§ INPUT MATERIAL:
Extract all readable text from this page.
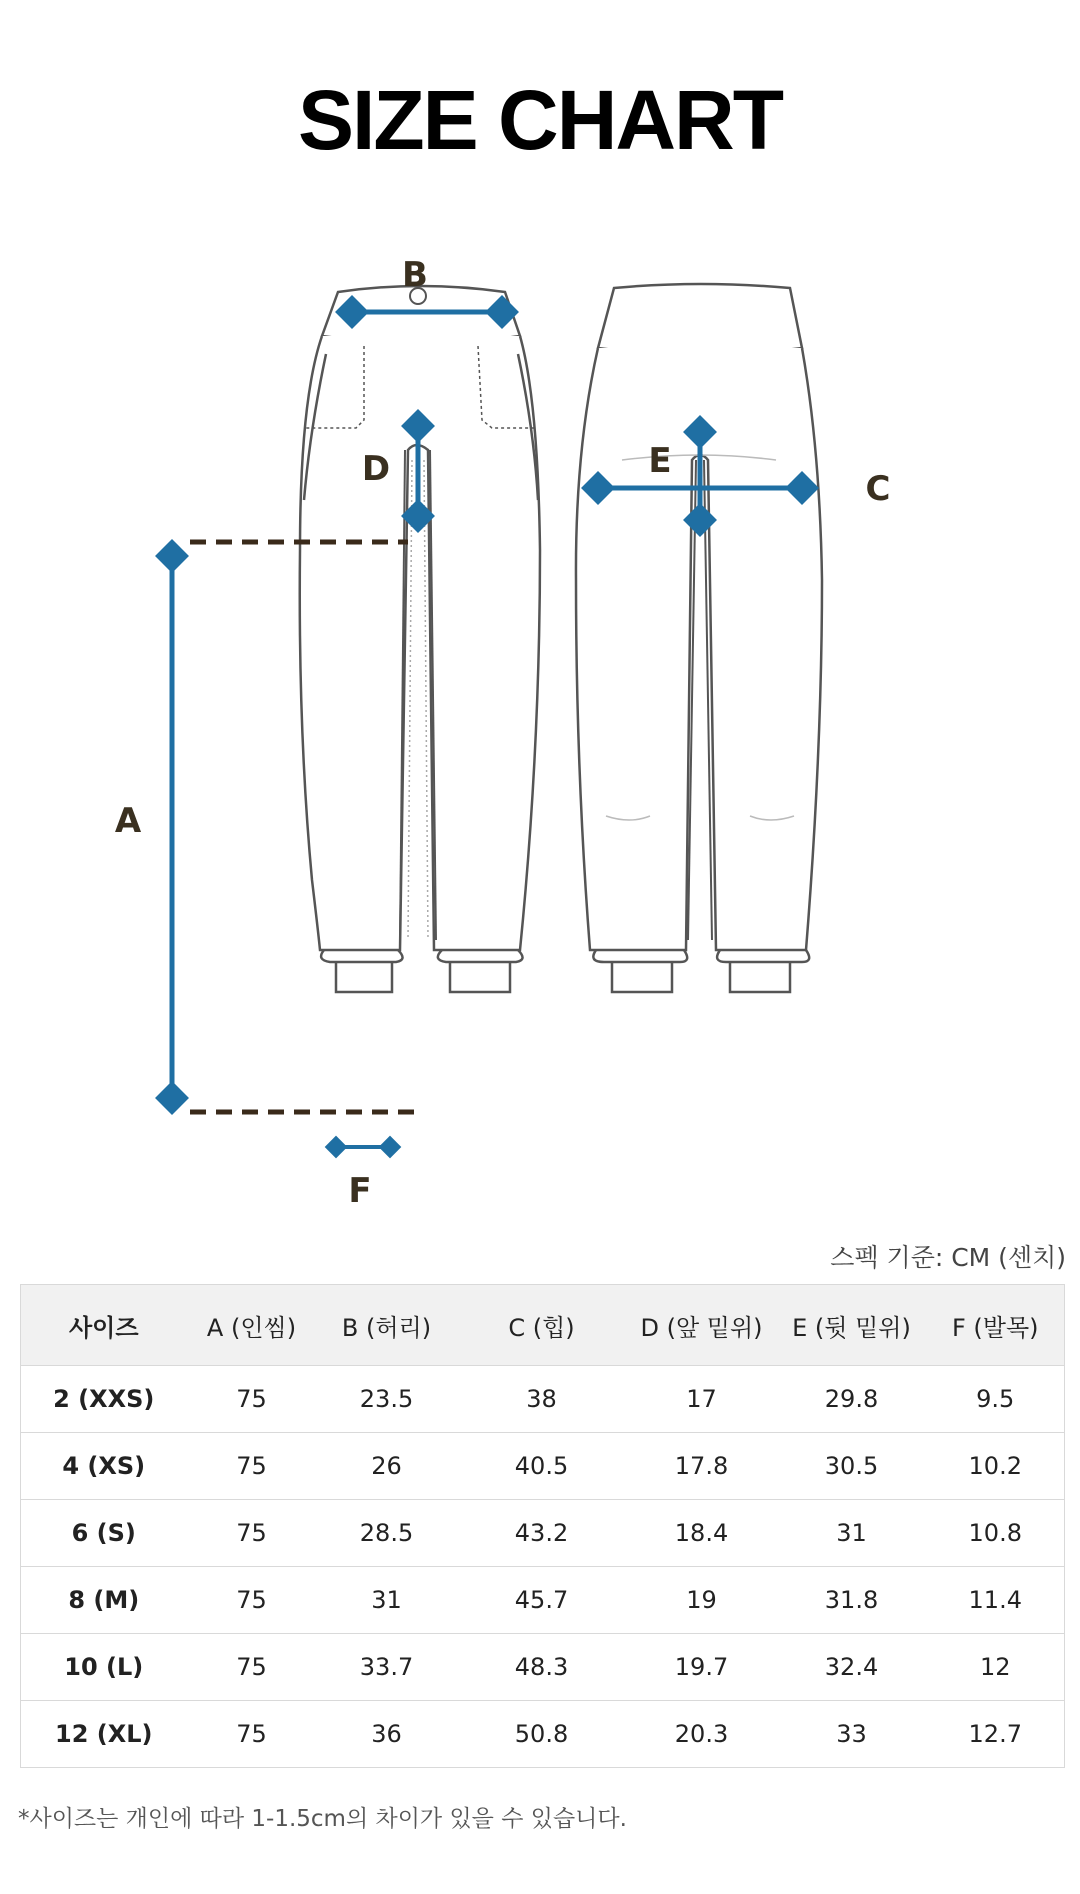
SIZE CHART
B
D
A
F
C
E
스펙 기준: CM (센치)
사이즈	A (인씸)	B (허리)	C (힙)	D (앞 밑위)	E (뒷 밑위)	F (발목)
2 (XXS)	75	23.5	38	17	29.8	9.5
4 (XS)	75	26	40.5	17.8	30.5	10.2
6 (S)	75	28.5	43.2	18.4	31	10.8
8 (M)	75	31	45.7	19	31.8	11.4
10 (L)	75	33.7	48.3	19.7	32.4	12
12 (XL)	75	36	50.8	20.3	33	12.7
*사이즈는 개인에 따라 1-1.5cm의 차이가 있을 수 있습니다.
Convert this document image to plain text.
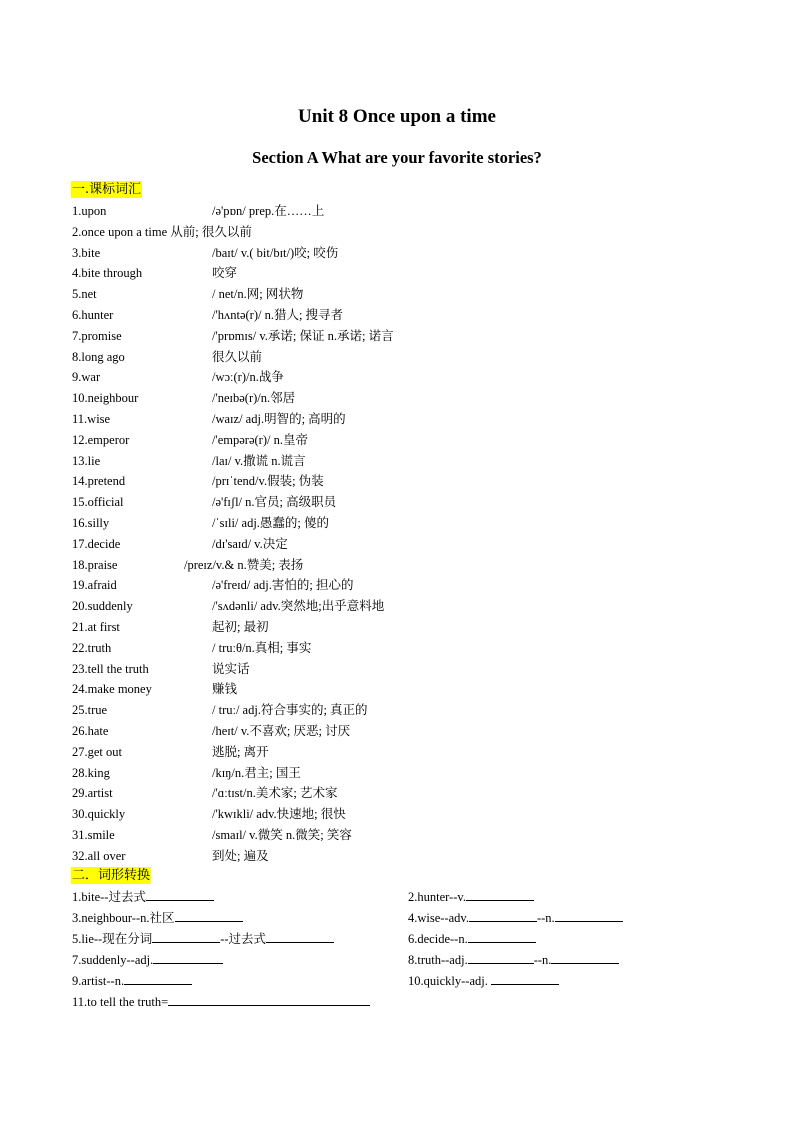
Unit 8 Once upon a time
Section A What are your favorite stories?
一.课标词汇
1.upon	/ə'pɒn/ prep.在……上
2.once upon a time 从前; 很久以前
3.bite	/baɪt/ v.( bit/bɪt/)咬; 咬伤
4.bite through	咬穿
5.net	/ net/n.网; 网状物
6.hunter	/'hʌntə(r)/ n.猎人; 搜寻者
7.promise	/'prɒmɪs/ v.承诺; 保证 n.承诺; 诺言
8.long ago	很久以前
9.war	/wɔː(r)/n.战争
10.neighbour	/'neɪbə(r)/n.邻居
11.wise	/waɪz/ adj.明智的; 高明的
12.emperor	/'empərə(r)/ n.皇帝
13.lie	/laɪ/ v.撒谎 n.谎言
14.pretend	/prɪˈtend/v.假装; 伪装
15.official	/ə'fɪʃl/ n.官员; 高级职员
16.silly	/ˈsɪli/ adj.愚蠢的; 傻的
17.decide	/dɪ'saɪd/ v.决定
18.praise	/preɪz/v.& n.赞美; 表扬
19.afraid	/ə'freɪd/ adj.害怕的; 担心的
20.suddenly	/'sʌdənli/ adv.突然地;出乎意料地
21.at first	起初; 最初
22.truth	/ truːθ/n.真相; 事实
23.tell the truth	说实话
24.make money	赚钱
25.true	/ truː/ adj.符合事实的; 真正的
26.hate	/heɪt/ v.不喜欢; 厌恶; 讨厌
27.get out	逃脱; 离开
28.king	/kɪŋ/n.君主; 国王
29.artist	/'ɑːtɪst/n.美术家; 艺术家
30.quickly	/'kwɪkli/ adv.快速地; 很快
31.smile	/smaɪl/ v.微笑 n.微笑; 笑容
32.all over	到处; 遍及
二．词形转换
1.bite--过去式	2.hunter--v.
3.neighbour--n.社区	4.wise--adv.	--n.
5.lie--现在分词	--过去式	6.decide--n.
7.suddenly--adj.	8.truth--adj.	--n.
9.artist--n.	10.quickly--adj.
11.to tell the truth=
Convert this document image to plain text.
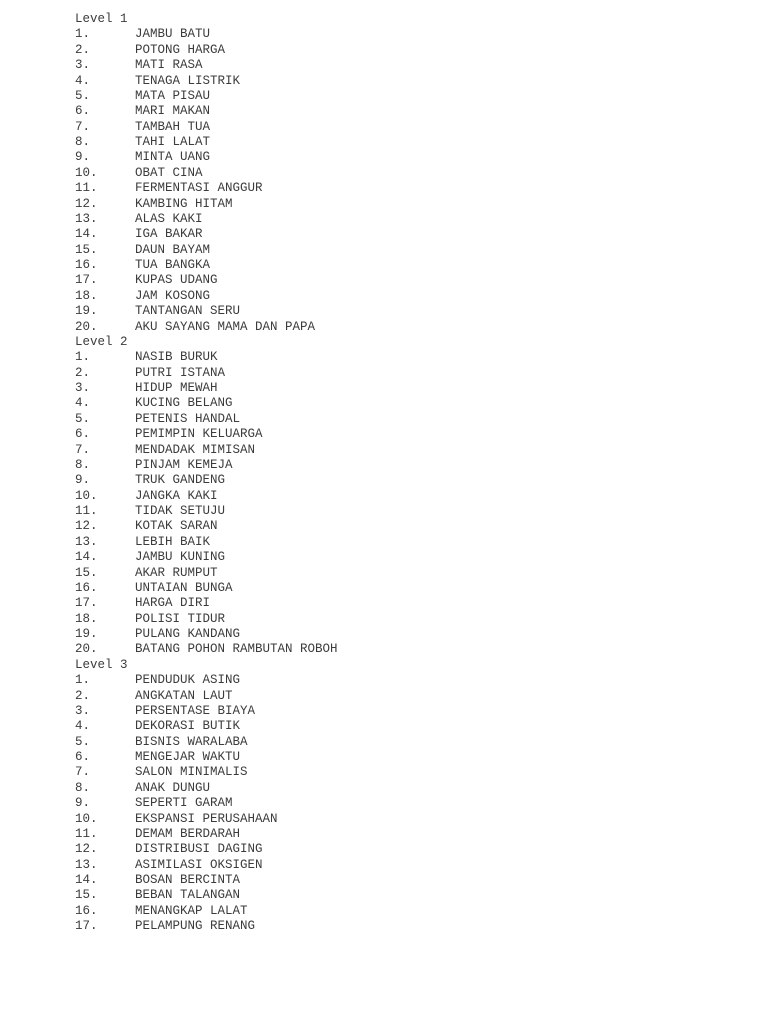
Level 1
1.	JAMBU BATU
2.	POTONG HARGA
3.	MATI RASA
4.	TENAGA LISTRIK
5.	MATA PISAU
6.	MARI MAKAN
7.	TAMBAH TUA
8.	TAHI LALAT
9.	MINTA UANG
10.	OBAT CINA
11.	FERMENTASI ANGGUR
12.	KAMBING HITAM
13.	ALAS KAKI
14.	IGA BAKAR
15.	DAUN BAYAM
16.	TUA BANGKA
17.	KUPAS UDANG
18.	JAM KOSONG
19.	TANTANGAN SERU
20.	AKU SAYANG MAMA DAN PAPA
Level 2
1.	NASIB BURUK
2.	PUTRI ISTANA
3.	HIDUP MEWAH
4.	KUCING BELANG
5.	PETENIS HANDAL
6.	PEMIMPIN KELUARGA
7.	MENDADAK MIMISAN
8.	PINJAM KEMEJA
9.	TRUK GANDENG
10.	JANGKA KAKI
11.	TIDAK SETUJU
12.	KOTAK SARAN
13.	LEBIH BAIK
14.	JAMBU KUNING
15.	AKAR RUMPUT
16.	UNTAIAN BUNGA
17.	HARGA DIRI
18.	POLISI TIDUR
19.	PULANG KANDANG
20.	BATANG POHON RAMBUTAN ROBOH
Level 3
1.	PENDUDUK ASING
2.	ANGKATAN LAUT
3.	PERSENTASE BIAYA
4.	DEKORASI BUTIK
5.	BISNIS WARALABA
6.	MENGEJAR WAKTU
7.	SALON MINIMALIS
8.	ANAK DUNGU
9.	SEPERTI GARAM
10.	EKSPANSI PERUSAHAAN
11.	DEMAM BERDARAH
12.	DISTRIBUSI DAGING
13.	ASIMILASI OKSIGEN
14.	BOSAN BERCINTA
15.	BEBAN TALANGAN
16.	MENANGKAP LALAT
17.	PELAMPUNG RENANG
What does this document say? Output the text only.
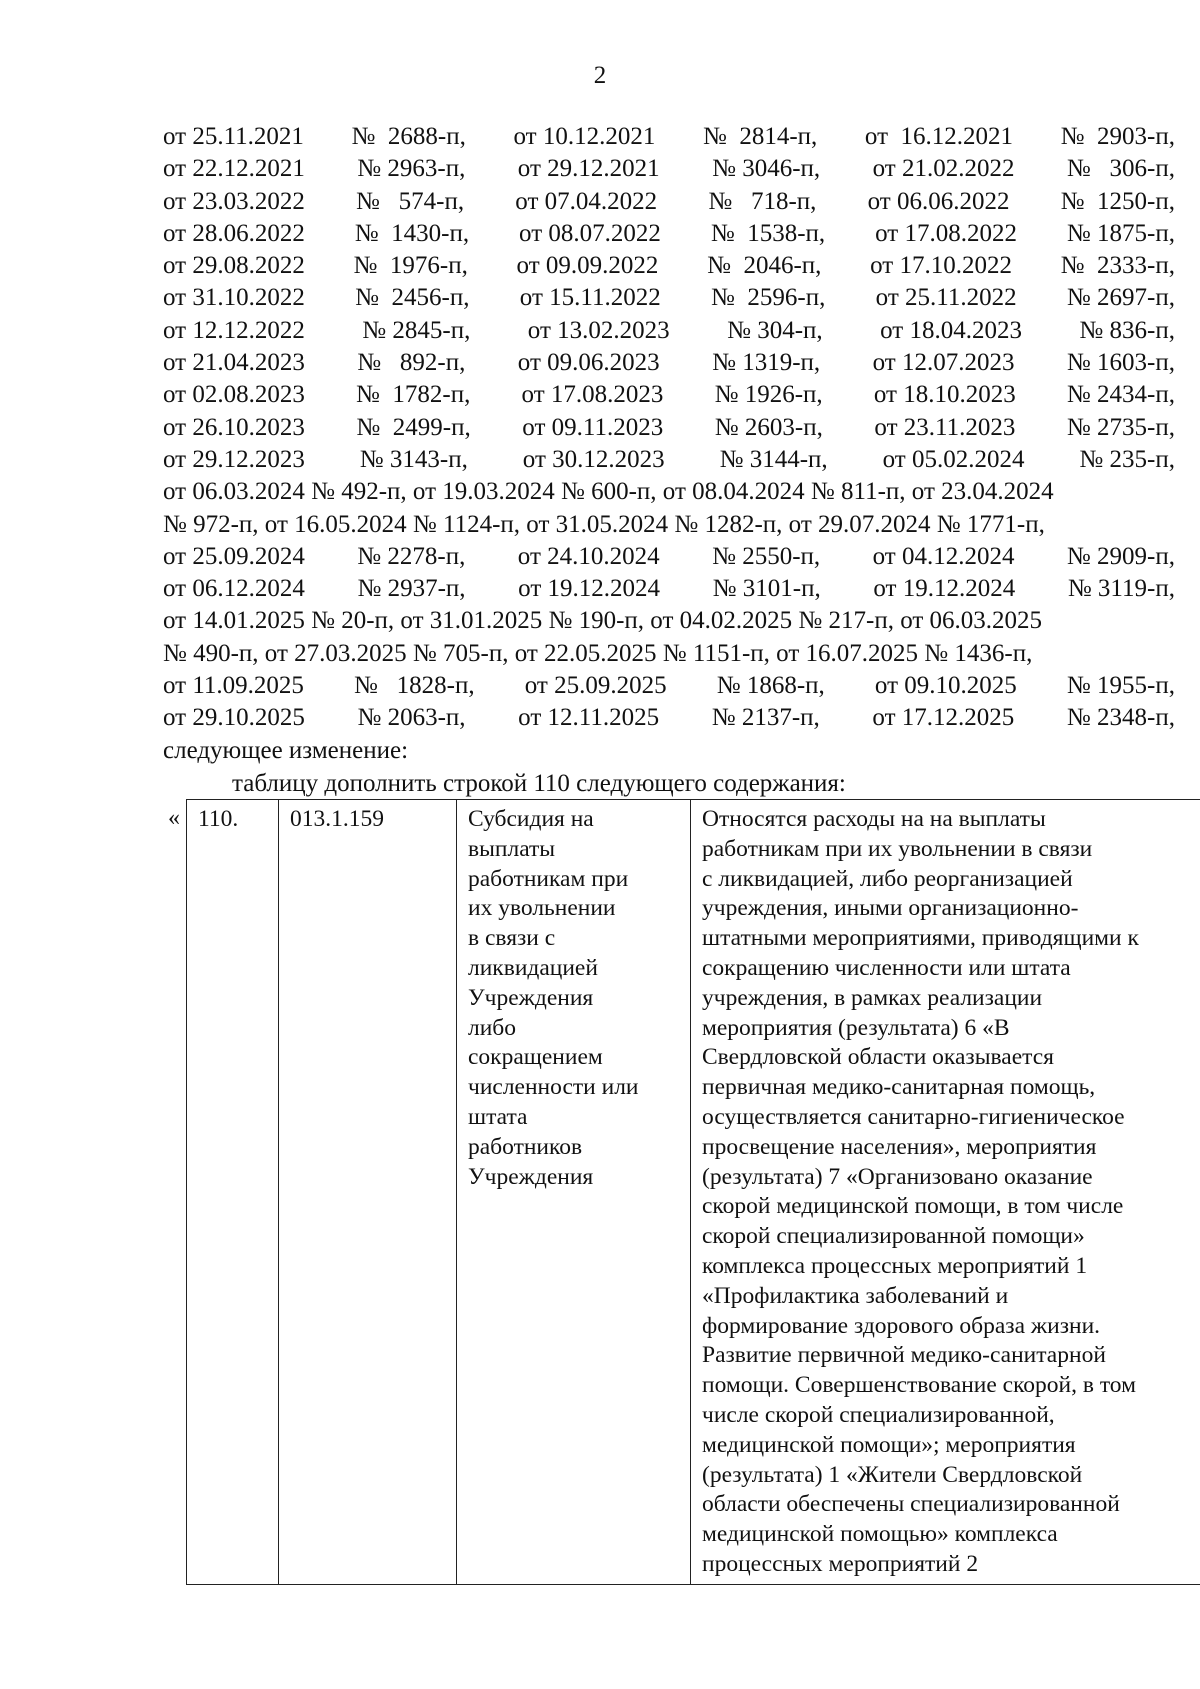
2
от 25.11.2021 №  2688-п, от 10.12.2021 №  2814-п, от  16.12.2021 №  2903-п,
от 22.12.2021 № 2963-п, от 29.12.2021 № 3046-п, от 21.02.2022 №   306-п,
от 23.03.2022 №   574-п, от 07.04.2022 №   718-п, от 06.06.2022 №  1250-п,
от 28.06.2022 №  1430-п, от 08.07.2022 №  1538-п, от 17.08.2022 № 1875-п,
от 29.08.2022 №  1976-п, от 09.09.2022 №  2046-п, от 17.10.2022 №  2333-п,
от 31.10.2022 №  2456-п, от 15.11.2022 №  2596-п, от 25.11.2022 № 2697-п,
от 12.12.2022 № 2845-п, от 13.02.2023 № 304-п, от 18.04.2023 № 836-п,
от 21.04.2023 №   892-п, от 09.06.2023 № 1319-п, от 12.07.2023 № 1603-п,
от 02.08.2023 №  1782-п, от 17.08.2023 № 1926-п, от 18.10.2023 № 2434-п,
от 26.10.2023 №  2499-п, от 09.11.2023 № 2603-п, от 23.11.2023 № 2735-п,
от 29.12.2023 № 3143-п, от 30.12.2023 № 3144-п, от 05.02.2024 № 235-п,
от 06.03.2024 № 492-п, от 19.03.2024 № 600-п, от 08.04.2024 № 811-п, от 23.04.2024
№ 972-п, от 16.05.2024 № 1124-п, от 31.05.2024 № 1282-п, от 29.07.2024 № 1771-п,
от 25.09.2024 № 2278-п, от 24.10.2024 № 2550-п, от 04.12.2024 № 2909-п,
от 06.12.2024 № 2937-п, от 19.12.2024 № 3101-п, от 19.12.2024 № 3119-п,
от 14.01.2025 № 20-п, от 31.01.2025 № 190-п, от 04.02.2025 № 217-п, от 06.03.2025
№ 490-п, от 27.03.2025 № 705-п, от 22.05.2025 № 1151-п, от 16.07.2025 № 1436-п,
от 11.09.2025 №   1828-п, от 25.09.2025 № 1868-п, от 09.10.2025 № 1955-п,
от 29.10.2025 № 2063-п, от 12.11.2025 № 2137-п, от 17.12.2025 № 2348-п,
следующее изменение:
таблицу дополнить строкой 110 следующего содержания:
« 110.	013.1.159	Субсидия на
выплаты
работникам при
их увольнении
в связи с
ликвидацией
Учреждения
либо
сокращением
численности или
штата
работников
Учреждения

Относятся расходы на на выплаты
работникам при их увольнении в связи
с ликвидацией, либо реорганизацией
учреждения, иными организационно-
штатными мероприятиями, приводящими к
сокращению численности или штата
учреждения, в рамках реализации
мероприятия (результата) 6 «В
Свердловской области оказывается
первичная медико-санитарная помощь,
осуществляется санитарно-гигиеническое
просвещение населения», мероприятия
(результата) 7 «Организовано оказание
скорой медицинской помощи, в том числе
скорой специализированной помощи»
комплекса процессных мероприятий 1
«Профилактика заболеваний и
формирование здорового образа жизни.
Развитие первичной медико-санитарной
помощи. Совершенствование скорой, в том
числе скорой специализированной,
медицинской помощи»; мероприятия
(результата) 1 «Жители Свердловской
области обеспечены специализированной
медицинской помощью» комплекса
процессных мероприятий 2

§ TASK DIRECTIONS:
The answer is one number: how many lines of the material above contain "области".

§ TASK RESPONSE:
2